> _What to work on_: Go through the listing and pick out each line with the word "photo" in it.

> _Supplied material_:
^^^^

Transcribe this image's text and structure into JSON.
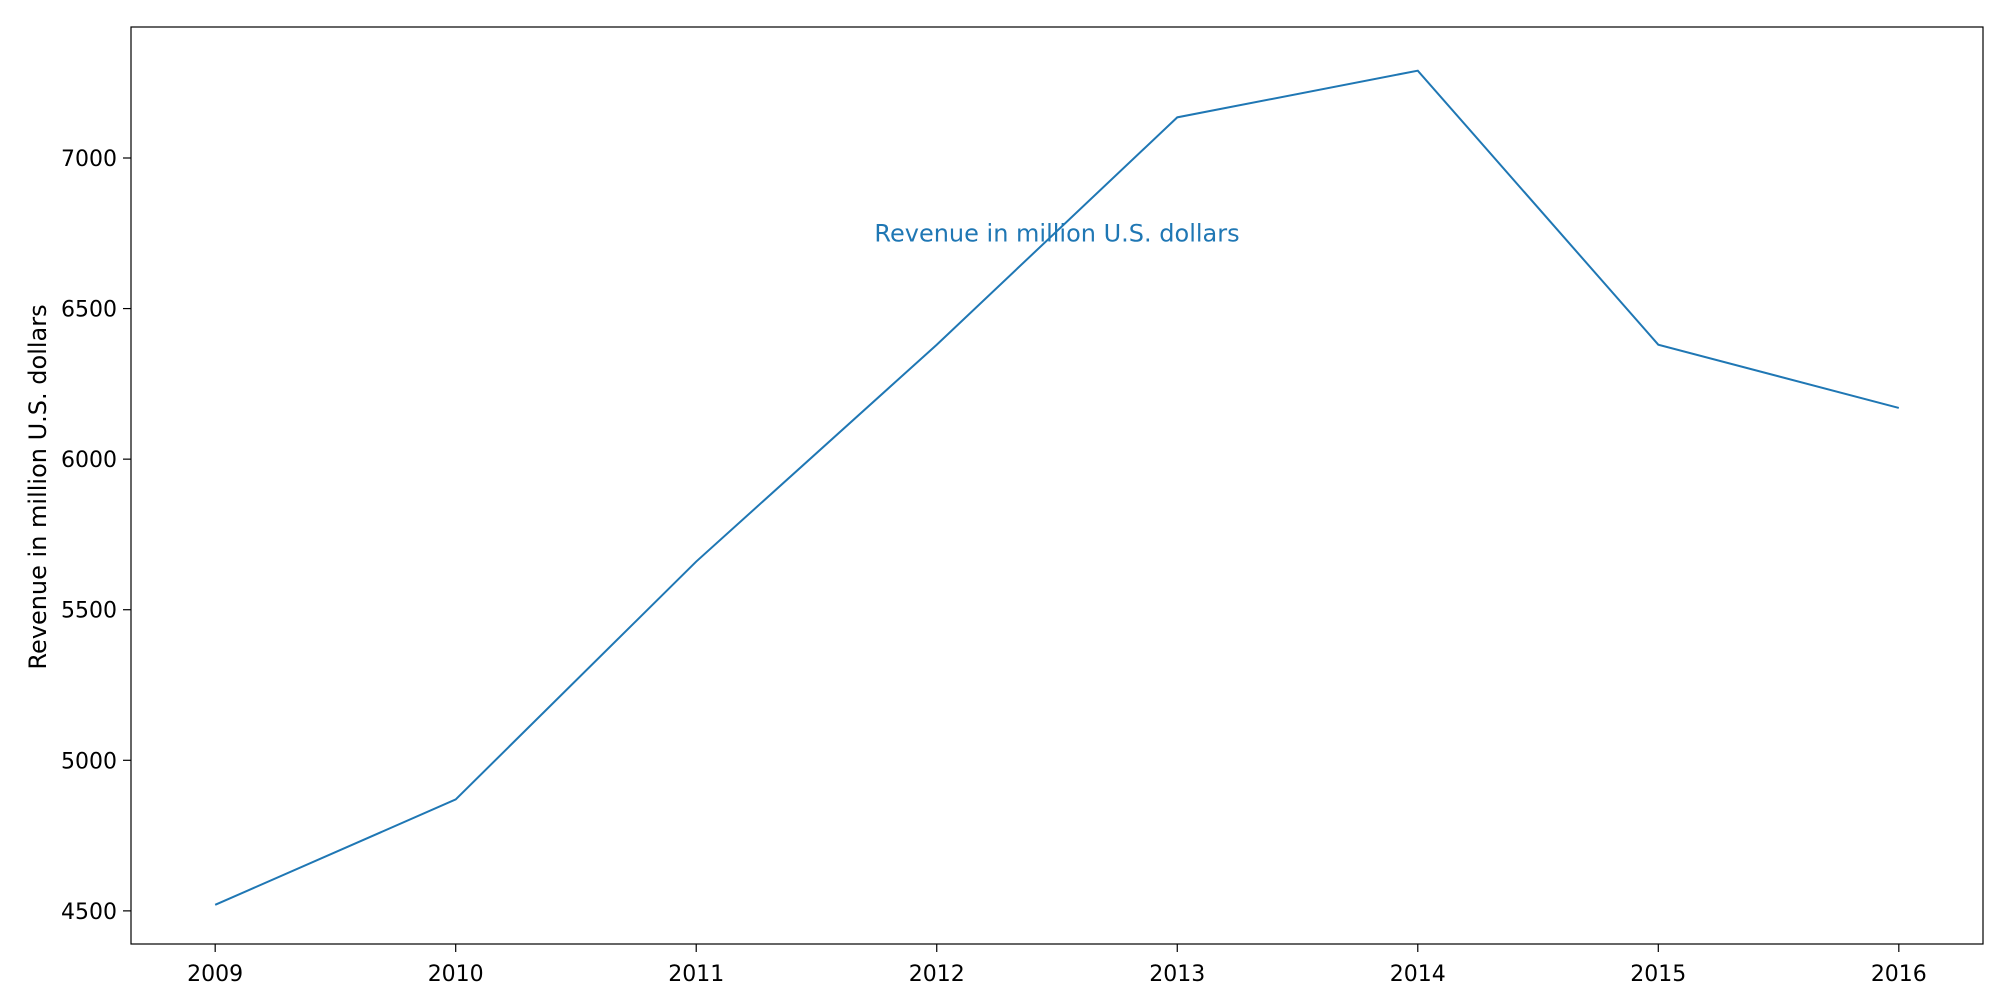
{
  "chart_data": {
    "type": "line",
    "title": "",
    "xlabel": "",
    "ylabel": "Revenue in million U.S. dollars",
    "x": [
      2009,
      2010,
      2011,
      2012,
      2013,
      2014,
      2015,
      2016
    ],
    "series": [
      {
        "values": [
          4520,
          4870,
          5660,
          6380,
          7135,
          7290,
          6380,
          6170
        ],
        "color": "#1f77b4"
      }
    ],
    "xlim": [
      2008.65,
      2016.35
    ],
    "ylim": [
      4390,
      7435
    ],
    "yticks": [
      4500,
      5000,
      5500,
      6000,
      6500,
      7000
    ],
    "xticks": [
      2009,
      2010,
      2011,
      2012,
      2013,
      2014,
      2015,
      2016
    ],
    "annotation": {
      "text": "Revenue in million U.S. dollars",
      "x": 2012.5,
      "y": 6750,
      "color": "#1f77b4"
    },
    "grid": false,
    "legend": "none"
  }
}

^^^^

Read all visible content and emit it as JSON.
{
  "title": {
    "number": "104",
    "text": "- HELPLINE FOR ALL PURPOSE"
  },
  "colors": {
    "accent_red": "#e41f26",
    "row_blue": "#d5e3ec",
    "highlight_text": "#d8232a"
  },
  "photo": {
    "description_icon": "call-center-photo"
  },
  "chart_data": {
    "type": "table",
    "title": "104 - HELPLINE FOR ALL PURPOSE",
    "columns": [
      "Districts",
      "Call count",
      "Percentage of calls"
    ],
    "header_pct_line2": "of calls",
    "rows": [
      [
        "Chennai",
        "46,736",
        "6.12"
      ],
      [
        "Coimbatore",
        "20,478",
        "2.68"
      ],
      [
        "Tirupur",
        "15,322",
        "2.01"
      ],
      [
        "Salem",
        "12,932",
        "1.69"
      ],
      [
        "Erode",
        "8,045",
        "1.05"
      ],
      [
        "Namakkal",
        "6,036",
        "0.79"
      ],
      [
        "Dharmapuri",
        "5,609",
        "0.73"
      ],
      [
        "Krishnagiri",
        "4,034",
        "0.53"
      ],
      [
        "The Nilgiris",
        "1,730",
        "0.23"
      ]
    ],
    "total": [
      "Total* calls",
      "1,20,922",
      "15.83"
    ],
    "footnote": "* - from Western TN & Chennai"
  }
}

^^^^

> _Result of the task_:
  "photo": {
    "description_icon": "call-center-photo"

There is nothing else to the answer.